Saved data entries:
───

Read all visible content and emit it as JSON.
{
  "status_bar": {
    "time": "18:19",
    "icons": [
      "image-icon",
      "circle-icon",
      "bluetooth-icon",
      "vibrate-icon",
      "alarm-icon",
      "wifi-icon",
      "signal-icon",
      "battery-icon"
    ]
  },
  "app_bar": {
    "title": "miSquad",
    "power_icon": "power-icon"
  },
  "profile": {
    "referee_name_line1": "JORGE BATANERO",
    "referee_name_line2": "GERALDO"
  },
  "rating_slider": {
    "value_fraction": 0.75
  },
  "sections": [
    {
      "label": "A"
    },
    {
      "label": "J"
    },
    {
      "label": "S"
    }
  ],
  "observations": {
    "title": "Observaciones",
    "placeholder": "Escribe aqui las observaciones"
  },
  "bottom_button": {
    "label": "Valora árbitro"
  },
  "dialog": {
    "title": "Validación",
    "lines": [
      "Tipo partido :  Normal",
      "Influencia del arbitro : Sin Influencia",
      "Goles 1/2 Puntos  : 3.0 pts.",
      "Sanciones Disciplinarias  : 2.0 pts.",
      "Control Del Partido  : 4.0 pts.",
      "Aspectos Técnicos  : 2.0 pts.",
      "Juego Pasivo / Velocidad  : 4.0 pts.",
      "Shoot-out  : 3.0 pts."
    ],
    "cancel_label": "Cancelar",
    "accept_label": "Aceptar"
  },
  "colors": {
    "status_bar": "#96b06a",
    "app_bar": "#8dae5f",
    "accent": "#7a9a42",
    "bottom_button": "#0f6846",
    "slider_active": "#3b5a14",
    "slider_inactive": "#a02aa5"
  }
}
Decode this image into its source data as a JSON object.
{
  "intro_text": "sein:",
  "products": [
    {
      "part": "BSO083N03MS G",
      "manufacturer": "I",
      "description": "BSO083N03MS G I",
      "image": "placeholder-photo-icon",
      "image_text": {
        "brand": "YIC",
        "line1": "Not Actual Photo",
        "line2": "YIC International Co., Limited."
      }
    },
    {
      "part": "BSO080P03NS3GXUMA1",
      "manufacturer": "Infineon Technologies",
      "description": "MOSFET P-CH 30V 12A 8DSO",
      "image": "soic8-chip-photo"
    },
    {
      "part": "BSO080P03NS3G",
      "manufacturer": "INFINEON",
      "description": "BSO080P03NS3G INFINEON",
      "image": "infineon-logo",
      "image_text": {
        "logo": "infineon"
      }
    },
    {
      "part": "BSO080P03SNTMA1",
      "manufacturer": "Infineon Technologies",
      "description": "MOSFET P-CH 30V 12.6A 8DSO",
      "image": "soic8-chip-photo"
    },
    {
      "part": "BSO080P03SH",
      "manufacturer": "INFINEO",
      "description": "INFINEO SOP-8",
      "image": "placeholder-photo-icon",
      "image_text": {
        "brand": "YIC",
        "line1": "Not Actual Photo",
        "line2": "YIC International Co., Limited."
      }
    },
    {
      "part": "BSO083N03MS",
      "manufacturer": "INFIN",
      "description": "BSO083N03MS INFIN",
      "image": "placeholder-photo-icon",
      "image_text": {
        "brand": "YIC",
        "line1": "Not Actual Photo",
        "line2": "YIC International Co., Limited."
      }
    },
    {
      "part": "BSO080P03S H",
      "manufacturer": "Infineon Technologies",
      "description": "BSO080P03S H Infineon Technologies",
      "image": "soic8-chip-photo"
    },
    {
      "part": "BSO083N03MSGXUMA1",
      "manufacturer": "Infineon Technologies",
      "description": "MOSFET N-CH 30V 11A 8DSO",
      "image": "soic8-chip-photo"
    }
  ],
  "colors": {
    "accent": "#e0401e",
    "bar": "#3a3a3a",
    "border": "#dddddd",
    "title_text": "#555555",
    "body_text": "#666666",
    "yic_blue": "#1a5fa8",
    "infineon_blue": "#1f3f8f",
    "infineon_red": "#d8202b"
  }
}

───

● Request:
Transcribe the whole listing exactly.

● Result of the task:
Read all visible content and emit it as JSON.
{
  "status_bar": {
    "time": "18:19",
    "icons": [
      "image-icon",
      "circle-icon",
      "bluetooth-icon",
      "vibrate-icon",
      "alarm-icon",
      "wifi-icon",
      "signal-icon",
      "battery-icon"
    ]
  },
  "app_bar": {
    "title": "miSquad",
    "power_icon": "power-icon"
  },
  "profile": {
    "referee_name_line1": "JORGE BATANERO",
    "referee_name_line2": "GERALDO"
  },
  "rating_slider": {
    "value_fraction": 0.75
  },
  "sections": [
    {
      "label": "A"
    },
    {
      "label": "J"
    },
    {
      "label": "S"
    }
  ],
  "observations": {
    "title": "Observaciones",
    "placeholder": "Escribe aqui las observaciones"
  },
  "bottom_button": {
    "label": "Valora árbitro"
  },
  "dialog": {
    "title": "Validación",
    "lines": [
      "Tipo partido :  Normal",
      "Influencia del arbitro : Sin Influencia",
      "Goles 1/2 Puntos  : 3.0 pts.",
      "Sanciones Disciplinarias  : 2.0 pts.",
      "Control Del Partido  : 4.0 pts.",
      "Aspectos Técnicos  : 2.0 pts.",
      "Juego Pasivo / Velocidad  : 4.0 pts.",
      "Shoot-out  : 3.0 pts."
    ],
    "cancel_label": "Cancelar",
    "accept_label": "Aceptar"
  },
  "colors": {
    "status_bar": "#96b06a",
    "app_bar": "#8dae5f",
    "accent": "#7a9a42",
    "bottom_button": "#0f6846",
    "slider_active": "#3b5a14",
    "slider_inactive": "#a02aa5"
  }
}
Decode this image into its source data as a JSON object.
{
  "intro_text": "sein:",
  "products": [
    {
      "part": "BSO083N03MS G",
      "manufacturer": "I",
      "description": "BSO083N03MS G I",
      "image": "placeholder-photo-icon",
      "image_text": {
        "brand": "YIC",
        "line1": "Not Actual Photo",
        "line2": "YIC International Co., Limited."
      }
    },
    {
      "part": "BSO080P03NS3GXUMA1",
      "manufacturer": "Infineon Technologies",
      "description": "MOSFET P-CH 30V 12A 8DSO",
      "image": "soic8-chip-photo"
    },
    {
      "part": "BSO080P03NS3G",
      "manufacturer": "INFINEON",
      "description": "BSO080P03NS3G INFINEON",
      "image": "infineon-logo",
      "image_text": {
        "logo": "infineon"
      }
    },
    {
      "part": "BSO080P03SNTMA1",
      "manufacturer": "Infineon Technologies",
      "description": "MOSFET P-CH 30V 12.6A 8DSO",
      "image": "soic8-chip-photo"
    },
    {
      "part": "BSO080P03SH",
      "manufacturer": "INFINEO",
      "description": "INFINEO SOP-8",
      "image": "placeholder-photo-icon",
      "image_text": {
        "brand": "YIC",
        "line1": "Not Actual Photo",
        "line2": "YIC International Co., Limited."
      }
    },
    {
      "part": "BSO083N03MS",
      "manufacturer": "INFIN",
      "description": "BSO083N03MS INFIN",
      "image": "placeholder-photo-icon",
      "image_text": {
        "brand": "YIC",
        "line1": "Not Actual Photo",
        "line2": "YIC International Co., Limited."
      }
    },
    {
      "part": "BSO080P03S H",
      "manufacturer": "Infineon Technologies",
      "description": "BSO080P03S H Infineon Technologies",
      "image": "soic8-chip-photo"
    },
    {
      "part": "BSO083N03MSGXUMA1",
      "manufacturer": "Infineon Technologies",
      "description": "MOSFET N-CH 30V 11A 8DSO",
      "image": "soic8-chip-photo"
    }
  ],
  "colors": {
    "accent": "#e0401e",
    "bar": "#3a3a3a",
    "border": "#dddddd",
    "title_text": "#555555",
    "body_text": "#666666",
    "yic_blue": "#1a5fa8",
    "infineon_blue": "#1f3f8f",
    "infineon_red": "#d8202b"
  }
}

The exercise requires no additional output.